__Tarefas__:
A: No texto sobre a CVM, qual é a duração do mandato fixo do novo presidente da comissão?
B: Substitua "Senado" por "Congresso" e escreva de novo o trecho do texto sobre a CVM, com tudo desde "Luiz Cantidiano, novo" até "empresas no Brasil.".

__Texto fornecido__:
'''

Publicado em 9 de outubro de 2008 às 10h38.

Luiz Cantidiano, novo presidente da Comissão de Valores Mobiliários (CVM), tomou posse no último dia 15. Cantidiano, 53 anos, é advogado carioca, e será o primeiro presidente da CVM a ter mandato fixo de cinco anos. Mas, a nova lei manda que, a partir de agora, sua indicação teve que ser aprovada pelo Senado. Leia a seguir a entrevista em que ele comenta a crise contábil que afeta as empresas nos Estados Unidos e como está o controle da contabilidade das empresas no Brasil.

EXAME - A que o senhor credita a crise nas grandes corporações americanas?

Cantidiano - Acho que boa parte da crise atual é resultado ainda das mudanças provocadas pela empresas pontocoms. Esse mercado de alta tecnologia exagerou na remuneração de executivos através da opção de compra de ações, as stock options, em que executivo recebia parte do salário em ações da empresa. A questão é que aquela remuneração só era recebida quando a ação se valorizava. Isso estimulou muitos executivos a maquiar o balanço de suas empresas. Além disso, houve uma grande distorção no mercado. Uma loucura absoluta. O mercado de internet, querendo fazer mais negócios, falava até em se avaliar empresas de forma diferente. Não mais olhando o passado da empresa para projetar o futuro, mas fazendo uma análise do que seriam as vendas e qual era a expectativa que a empresa tinha. Os executivos queriam mostrar uma saúde maior do que a empresa tinha não só para competir com o dinheiro fácil que estava entrado nesses mercados, mas também para ter o ganho na remuneração no exercício das opções. Isso motivou esses avanços de sinal.

EXAME - Sempre se falou o mercado americano de ações era transparente o que dava segurança aos investidores. O que muda com esses escândalos nas grandes corporações?

'''

__Trechos dos dados__:
'''

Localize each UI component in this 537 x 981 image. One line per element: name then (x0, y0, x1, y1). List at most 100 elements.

'''
'''

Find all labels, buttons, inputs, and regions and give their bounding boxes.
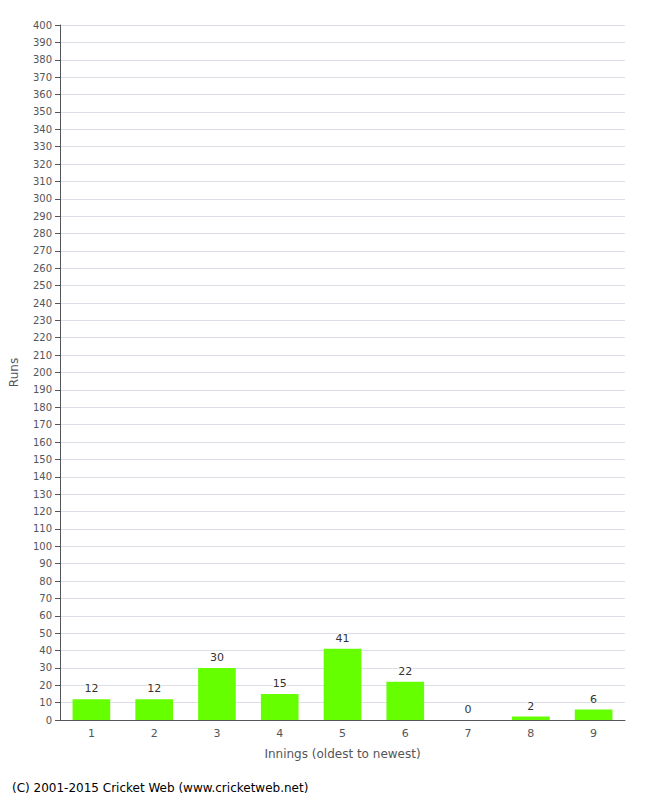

'''

__Respostas dos exercícios__:
A: Cinco anos.

B:
Luiz Cantidiano, novo presidente da Comissão de Valores Mobiliários (CVM), tomou posse no último dia 15. Cantidiano, 53 anos, é advogado carioca, e será o primeiro presidente da CVM a ter mandato fixo de cinco anos. Mas, a nova lei manda que, a partir de agora, sua indicação teve que ser aprovada pelo Congresso. Leia a seguir a entrevista em que ele comenta a crise contábil que afeta as empresas nos Estados Unidos e como está o controle da contabilidade das empresas no Brasil.